EXERCISE MATERIAL -
::::
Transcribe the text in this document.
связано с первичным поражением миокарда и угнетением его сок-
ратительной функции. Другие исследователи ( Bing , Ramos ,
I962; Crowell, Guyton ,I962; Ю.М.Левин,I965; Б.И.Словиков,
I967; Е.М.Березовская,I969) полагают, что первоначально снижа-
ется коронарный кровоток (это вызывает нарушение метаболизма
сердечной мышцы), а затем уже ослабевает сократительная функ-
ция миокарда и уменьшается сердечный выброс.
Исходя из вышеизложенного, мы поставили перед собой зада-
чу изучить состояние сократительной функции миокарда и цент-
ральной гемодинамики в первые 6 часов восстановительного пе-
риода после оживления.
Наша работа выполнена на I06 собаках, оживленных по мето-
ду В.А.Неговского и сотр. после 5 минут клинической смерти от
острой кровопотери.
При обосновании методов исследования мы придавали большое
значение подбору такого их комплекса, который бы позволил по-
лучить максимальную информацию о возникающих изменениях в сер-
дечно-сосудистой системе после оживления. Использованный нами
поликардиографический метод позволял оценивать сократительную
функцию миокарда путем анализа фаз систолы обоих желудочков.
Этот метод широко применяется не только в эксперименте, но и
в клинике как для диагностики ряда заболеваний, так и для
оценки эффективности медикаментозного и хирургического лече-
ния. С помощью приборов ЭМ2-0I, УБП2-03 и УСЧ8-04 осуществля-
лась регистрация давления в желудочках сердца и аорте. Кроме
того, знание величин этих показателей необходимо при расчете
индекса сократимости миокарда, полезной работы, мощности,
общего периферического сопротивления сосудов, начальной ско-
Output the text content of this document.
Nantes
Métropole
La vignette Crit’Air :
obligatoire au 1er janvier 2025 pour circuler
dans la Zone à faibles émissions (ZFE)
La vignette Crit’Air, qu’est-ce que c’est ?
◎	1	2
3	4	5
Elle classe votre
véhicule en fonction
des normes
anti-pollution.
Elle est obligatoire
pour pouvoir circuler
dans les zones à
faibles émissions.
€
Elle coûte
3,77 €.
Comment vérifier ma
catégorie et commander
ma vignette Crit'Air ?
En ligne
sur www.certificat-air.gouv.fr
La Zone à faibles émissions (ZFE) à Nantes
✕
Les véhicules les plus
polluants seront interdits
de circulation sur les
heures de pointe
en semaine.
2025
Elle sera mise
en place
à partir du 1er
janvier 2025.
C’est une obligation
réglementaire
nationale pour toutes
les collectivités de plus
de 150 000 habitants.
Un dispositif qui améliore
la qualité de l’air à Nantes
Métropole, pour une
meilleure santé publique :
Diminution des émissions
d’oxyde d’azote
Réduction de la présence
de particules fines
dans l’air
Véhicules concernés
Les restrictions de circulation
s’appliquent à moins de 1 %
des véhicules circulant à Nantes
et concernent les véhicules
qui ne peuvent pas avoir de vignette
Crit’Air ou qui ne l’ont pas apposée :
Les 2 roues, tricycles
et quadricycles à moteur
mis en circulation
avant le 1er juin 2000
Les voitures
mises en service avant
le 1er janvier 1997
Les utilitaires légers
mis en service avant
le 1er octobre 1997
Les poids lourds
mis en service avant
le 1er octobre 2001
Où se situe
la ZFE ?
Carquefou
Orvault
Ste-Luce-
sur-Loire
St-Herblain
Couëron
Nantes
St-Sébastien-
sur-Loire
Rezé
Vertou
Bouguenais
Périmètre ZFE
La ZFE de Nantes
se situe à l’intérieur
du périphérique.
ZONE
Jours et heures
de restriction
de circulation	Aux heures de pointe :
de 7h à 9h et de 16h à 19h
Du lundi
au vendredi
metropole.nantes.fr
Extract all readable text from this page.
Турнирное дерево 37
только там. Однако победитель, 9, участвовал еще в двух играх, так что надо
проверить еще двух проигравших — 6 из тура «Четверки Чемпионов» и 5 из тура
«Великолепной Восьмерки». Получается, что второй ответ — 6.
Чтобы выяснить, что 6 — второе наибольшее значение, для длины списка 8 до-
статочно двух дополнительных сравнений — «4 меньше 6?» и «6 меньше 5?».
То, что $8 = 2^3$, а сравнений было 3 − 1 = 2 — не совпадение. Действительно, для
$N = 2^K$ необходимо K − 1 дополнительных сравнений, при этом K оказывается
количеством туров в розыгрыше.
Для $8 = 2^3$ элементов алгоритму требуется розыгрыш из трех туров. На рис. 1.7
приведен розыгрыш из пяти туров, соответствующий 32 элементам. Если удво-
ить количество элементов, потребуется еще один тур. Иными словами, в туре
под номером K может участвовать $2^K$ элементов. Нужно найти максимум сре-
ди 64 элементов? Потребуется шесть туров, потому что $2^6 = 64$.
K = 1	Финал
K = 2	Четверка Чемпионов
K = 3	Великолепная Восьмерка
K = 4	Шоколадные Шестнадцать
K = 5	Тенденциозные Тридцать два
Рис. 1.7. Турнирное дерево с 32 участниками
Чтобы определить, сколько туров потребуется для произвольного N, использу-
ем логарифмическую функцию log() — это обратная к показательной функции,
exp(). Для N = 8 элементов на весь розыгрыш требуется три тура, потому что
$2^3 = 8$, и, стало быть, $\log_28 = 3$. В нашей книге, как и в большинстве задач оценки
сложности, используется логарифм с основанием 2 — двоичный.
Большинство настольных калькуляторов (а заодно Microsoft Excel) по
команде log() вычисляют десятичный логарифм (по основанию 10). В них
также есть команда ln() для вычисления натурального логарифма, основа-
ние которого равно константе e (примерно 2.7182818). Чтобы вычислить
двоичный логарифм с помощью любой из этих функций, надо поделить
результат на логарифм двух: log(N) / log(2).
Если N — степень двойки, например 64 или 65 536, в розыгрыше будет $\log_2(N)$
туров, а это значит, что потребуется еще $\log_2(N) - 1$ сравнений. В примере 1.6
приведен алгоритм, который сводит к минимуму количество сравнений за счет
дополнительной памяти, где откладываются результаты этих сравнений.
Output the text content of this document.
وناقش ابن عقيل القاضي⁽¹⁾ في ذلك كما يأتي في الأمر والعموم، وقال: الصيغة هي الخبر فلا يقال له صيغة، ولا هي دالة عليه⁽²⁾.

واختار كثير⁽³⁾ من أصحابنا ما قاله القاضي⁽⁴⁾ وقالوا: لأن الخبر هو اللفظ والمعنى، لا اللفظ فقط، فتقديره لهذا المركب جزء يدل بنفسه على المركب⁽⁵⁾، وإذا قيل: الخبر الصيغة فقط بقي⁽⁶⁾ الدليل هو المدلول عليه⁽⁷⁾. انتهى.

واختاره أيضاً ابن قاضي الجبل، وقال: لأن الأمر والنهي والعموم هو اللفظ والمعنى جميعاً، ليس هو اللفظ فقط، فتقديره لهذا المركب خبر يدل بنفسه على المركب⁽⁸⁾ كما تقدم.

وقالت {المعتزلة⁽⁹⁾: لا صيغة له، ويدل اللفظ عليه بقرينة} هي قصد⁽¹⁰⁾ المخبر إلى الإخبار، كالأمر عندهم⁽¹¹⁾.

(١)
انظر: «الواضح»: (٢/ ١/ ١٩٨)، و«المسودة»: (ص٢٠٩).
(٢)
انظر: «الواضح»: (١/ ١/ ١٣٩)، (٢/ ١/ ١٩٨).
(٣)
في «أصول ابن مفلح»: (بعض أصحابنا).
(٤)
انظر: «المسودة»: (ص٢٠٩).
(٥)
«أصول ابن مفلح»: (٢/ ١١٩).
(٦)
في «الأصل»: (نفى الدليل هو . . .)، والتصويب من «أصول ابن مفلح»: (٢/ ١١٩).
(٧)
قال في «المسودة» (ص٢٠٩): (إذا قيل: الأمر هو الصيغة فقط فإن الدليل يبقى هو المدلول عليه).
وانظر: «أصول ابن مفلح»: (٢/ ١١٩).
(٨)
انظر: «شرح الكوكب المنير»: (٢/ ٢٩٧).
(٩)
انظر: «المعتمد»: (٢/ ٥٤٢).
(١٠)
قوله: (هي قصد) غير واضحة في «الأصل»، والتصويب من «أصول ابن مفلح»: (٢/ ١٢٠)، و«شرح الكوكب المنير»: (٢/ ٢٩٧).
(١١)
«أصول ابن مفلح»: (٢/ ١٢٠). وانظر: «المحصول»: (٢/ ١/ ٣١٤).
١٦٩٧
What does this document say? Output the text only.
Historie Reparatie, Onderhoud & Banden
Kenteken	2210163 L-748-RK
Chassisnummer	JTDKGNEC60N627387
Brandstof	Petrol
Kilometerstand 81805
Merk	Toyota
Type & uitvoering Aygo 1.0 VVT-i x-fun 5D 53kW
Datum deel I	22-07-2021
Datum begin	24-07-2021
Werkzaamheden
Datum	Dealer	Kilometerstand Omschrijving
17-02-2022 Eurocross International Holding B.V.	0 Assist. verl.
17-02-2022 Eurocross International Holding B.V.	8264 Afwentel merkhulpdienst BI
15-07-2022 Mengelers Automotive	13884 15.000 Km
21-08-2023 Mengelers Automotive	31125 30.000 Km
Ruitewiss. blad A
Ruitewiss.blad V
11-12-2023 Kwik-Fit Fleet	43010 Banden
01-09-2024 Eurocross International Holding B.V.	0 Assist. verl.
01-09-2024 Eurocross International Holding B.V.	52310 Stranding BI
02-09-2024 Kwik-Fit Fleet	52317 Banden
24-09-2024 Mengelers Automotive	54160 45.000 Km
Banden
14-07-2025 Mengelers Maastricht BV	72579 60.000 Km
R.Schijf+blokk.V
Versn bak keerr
::::
WHAT THE TASK ASKS -
Using the material above, work out how many lines contain the string "Automotive". Give that number alone.

ANSWER FOR THIS EXERCISE -
3